YOUR INSTRUCTIONS »
Output the data below in full, byte for byte. Nothing may differ.
────────────────────────────────────────
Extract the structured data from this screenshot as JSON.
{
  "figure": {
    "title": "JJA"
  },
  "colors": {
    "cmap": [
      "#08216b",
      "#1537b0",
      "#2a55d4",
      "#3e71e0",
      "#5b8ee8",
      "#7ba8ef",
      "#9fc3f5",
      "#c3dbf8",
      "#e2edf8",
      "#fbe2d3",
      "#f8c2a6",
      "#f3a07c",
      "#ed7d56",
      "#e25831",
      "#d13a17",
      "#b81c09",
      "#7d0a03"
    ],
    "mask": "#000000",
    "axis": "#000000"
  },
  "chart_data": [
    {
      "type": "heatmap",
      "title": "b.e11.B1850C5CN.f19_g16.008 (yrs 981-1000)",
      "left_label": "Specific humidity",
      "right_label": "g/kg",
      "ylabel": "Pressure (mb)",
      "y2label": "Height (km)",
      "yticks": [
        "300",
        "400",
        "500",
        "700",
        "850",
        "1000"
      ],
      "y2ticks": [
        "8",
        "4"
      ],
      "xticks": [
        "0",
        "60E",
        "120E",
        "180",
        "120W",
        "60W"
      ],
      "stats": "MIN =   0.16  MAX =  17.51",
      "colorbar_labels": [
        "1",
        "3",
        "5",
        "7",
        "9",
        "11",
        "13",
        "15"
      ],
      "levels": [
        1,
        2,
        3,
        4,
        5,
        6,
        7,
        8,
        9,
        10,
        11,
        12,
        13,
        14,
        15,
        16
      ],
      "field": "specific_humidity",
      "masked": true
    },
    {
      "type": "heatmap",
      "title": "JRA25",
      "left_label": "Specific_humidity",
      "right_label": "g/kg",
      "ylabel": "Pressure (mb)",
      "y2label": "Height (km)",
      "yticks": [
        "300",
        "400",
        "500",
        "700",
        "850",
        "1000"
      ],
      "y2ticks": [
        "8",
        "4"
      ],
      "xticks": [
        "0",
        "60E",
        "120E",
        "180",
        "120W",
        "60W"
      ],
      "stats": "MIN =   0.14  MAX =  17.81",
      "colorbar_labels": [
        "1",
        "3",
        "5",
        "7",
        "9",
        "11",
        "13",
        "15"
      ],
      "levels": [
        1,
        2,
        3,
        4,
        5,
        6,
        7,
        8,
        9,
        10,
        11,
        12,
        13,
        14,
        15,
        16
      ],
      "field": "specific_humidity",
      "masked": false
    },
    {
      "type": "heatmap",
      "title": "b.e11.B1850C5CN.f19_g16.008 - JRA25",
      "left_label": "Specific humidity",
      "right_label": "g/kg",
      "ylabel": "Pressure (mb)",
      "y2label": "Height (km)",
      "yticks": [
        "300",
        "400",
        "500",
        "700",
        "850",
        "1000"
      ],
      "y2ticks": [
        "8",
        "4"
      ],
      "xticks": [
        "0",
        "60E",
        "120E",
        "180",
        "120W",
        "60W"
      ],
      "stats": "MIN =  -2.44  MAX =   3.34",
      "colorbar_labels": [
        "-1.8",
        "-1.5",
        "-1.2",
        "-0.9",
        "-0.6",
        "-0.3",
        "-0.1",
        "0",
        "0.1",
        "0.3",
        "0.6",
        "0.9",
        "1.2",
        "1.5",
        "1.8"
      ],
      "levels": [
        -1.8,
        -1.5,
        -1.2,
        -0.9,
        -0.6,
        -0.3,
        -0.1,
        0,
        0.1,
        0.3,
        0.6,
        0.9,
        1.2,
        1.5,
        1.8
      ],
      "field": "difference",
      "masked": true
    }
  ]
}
────────────────────────────────────────
EXERCISE RESPONSE »
Extract the structured data from this screenshot as JSON.
{
  "figure": {
    "title": "JJA"
  },
  "colors": {
    "cmap": [
      "#08216b",
      "#1537b0",
      "#2a55d4",
      "#3e71e0",
      "#5b8ee8",
      "#7ba8ef",
      "#9fc3f5",
      "#c3dbf8",
      "#e2edf8",
      "#fbe2d3",
      "#f8c2a6",
      "#f3a07c",
      "#ed7d56",
      "#e25831",
      "#d13a17",
      "#b81c09",
      "#7d0a03"
    ],
    "mask": "#000000",
    "axis": "#000000"
  },
  "chart_data": [
    {
      "type": "heatmap",
      "title": "b.e11.B1850C5CN.f19_g16.008 (yrs 981-1000)",
      "left_label": "Specific humidity",
      "right_label": "g/kg",
      "ylabel": "Pressure (mb)",
      "y2label": "Height (km)",
      "yticks": [
        "300",
        "400",
        "500",
        "700",
        "850",
        "1000"
      ],
      "y2ticks": [
        "8",
        "4"
      ],
      "xticks": [
        "0",
        "60E",
        "120E",
        "180",
        "120W",
        "60W"
      ],
      "stats": "MIN =   0.16  MAX =  17.51",
      "colorbar_labels": [
        "1",
        "3",
        "5",
        "7",
        "9",
        "11",
        "13",
        "15"
      ],
      "levels": [
        1,
        2,
        3,
        4,
        5,
        6,
        7,
        8,
        9,
        10,
        11,
        12,
        13,
        14,
        15,
        16
      ],
      "field": "specific_humidity",
      "masked": true
    },
    {
      "type": "heatmap",
      "title": "JRA25",
      "left_label": "Specific_humidity",
      "right_label": "g/kg",
      "ylabel": "Pressure (mb)",
      "y2label": "Height (km)",
      "yticks": [
        "300",
        "400",
        "500",
        "700",
        "850",
        "1000"
      ],
      "y2ticks": [
        "8",
        "4"
      ],
      "xticks": [
        "0",
        "60E",
        "120E",
        "180",
        "120W",
        "60W"
      ],
      "stats": "MIN =   0.14  MAX =  17.81",
      "colorbar_labels": [
        "1",
        "3",
        "5",
        "7",
        "9",
        "11",
        "13",
        "15"
      ],
      "levels": [
        1,
        2,
        3,
        4,
        5,
        6,
        7,
        8,
        9,
        10,
        11,
        12,
        13,
        14,
        15,
        16
      ],
      "field": "specific_humidity",
      "masked": false
    },
    {
      "type": "heatmap",
      "title": "b.e11.B1850C5CN.f19_g16.008 - JRA25",
      "left_label": "Specific humidity",
      "right_label": "g/kg",
      "ylabel": "Pressure (mb)",
      "y2label": "Height (km)",
      "yticks": [
        "300",
        "400",
        "500",
        "700",
        "850",
        "1000"
      ],
      "y2ticks": [
        "8",
        "4"
      ],
      "xticks": [
        "0",
        "60E",
        "120E",
        "180",
        "120W",
        "60W"
      ],
      "stats": "MIN =  -2.44  MAX =   3.34",
      "colorbar_labels": [
        "-1.8",
        "-1.5",
        "-1.2",
        "-0.9",
        "-0.6",
        "-0.3",
        "-0.1",
        "0",
        "0.1",
        "0.3",
        "0.6",
        "0.9",
        "1.2",
        "1.5",
        "1.8"
      ],
      "levels": [
        -1.8,
        -1.5,
        -1.2,
        -0.9,
        -0.6,
        -0.3,
        -0.1,
        0,
        0.1,
        0.3,
        0.6,
        0.9,
        1.2,
        1.5,
        1.8
      ],
      "field": "difference",
      "masked": true
    }
  ]
}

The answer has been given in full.